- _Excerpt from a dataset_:
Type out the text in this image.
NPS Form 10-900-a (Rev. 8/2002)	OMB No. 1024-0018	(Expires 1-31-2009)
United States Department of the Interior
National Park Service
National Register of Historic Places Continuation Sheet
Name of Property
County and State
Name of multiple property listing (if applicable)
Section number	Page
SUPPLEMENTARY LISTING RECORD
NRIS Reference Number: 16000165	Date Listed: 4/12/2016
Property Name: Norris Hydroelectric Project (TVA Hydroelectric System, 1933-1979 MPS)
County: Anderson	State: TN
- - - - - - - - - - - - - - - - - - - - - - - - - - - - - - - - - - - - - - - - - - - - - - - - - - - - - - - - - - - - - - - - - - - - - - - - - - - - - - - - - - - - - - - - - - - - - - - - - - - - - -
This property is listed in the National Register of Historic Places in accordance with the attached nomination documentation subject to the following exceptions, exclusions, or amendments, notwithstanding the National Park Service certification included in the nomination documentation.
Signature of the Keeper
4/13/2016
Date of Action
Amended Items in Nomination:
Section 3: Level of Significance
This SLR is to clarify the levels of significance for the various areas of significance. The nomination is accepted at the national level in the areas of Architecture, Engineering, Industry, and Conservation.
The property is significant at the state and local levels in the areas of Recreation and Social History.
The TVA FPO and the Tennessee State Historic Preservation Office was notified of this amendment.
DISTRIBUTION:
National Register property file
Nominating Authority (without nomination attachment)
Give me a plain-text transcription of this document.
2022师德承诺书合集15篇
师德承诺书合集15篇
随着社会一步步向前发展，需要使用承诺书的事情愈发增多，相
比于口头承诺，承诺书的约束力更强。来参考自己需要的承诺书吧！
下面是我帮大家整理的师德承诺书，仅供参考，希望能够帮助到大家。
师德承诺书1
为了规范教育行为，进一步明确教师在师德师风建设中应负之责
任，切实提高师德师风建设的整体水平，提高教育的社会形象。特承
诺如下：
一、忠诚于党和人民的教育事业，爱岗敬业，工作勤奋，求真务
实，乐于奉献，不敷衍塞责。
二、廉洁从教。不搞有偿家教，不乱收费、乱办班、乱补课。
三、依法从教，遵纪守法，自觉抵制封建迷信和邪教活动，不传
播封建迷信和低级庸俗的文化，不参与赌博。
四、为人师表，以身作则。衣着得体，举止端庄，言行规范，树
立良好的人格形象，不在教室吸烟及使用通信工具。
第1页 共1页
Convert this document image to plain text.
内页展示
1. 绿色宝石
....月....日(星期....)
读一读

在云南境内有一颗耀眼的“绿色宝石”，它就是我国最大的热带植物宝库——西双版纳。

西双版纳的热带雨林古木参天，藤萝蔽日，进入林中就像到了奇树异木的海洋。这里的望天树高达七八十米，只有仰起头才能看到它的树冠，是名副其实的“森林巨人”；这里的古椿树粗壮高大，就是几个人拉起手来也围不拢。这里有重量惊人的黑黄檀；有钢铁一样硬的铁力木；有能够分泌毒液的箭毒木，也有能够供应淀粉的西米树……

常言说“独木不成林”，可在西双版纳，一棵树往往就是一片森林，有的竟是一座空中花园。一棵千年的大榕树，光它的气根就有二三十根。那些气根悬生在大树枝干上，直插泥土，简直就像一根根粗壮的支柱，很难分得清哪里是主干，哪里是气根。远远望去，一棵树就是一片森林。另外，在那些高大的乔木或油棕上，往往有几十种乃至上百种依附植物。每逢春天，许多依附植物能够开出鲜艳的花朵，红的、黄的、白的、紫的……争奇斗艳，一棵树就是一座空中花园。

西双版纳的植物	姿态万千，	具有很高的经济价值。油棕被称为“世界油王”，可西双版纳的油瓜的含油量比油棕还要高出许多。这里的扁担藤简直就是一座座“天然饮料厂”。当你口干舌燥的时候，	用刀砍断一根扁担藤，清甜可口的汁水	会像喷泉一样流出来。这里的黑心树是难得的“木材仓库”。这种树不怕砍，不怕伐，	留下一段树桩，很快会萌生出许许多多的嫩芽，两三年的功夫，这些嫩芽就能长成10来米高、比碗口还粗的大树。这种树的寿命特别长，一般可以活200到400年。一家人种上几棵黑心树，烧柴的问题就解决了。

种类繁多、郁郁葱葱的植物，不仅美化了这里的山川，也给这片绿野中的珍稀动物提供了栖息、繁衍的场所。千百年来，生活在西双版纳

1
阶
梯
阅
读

- _Problem to work on_: From the entries above, copy every line where the word "Places" shows up.

- _Finished exercise_:
National Register of Historic Places Continuation Sheet
This property is listed in the National Register of Historic Places in accordance with the attached nomination documentation subject to the following exceptions, exclusions, or amendments, notwithstanding the National Park Service certification included in the nomination documentation.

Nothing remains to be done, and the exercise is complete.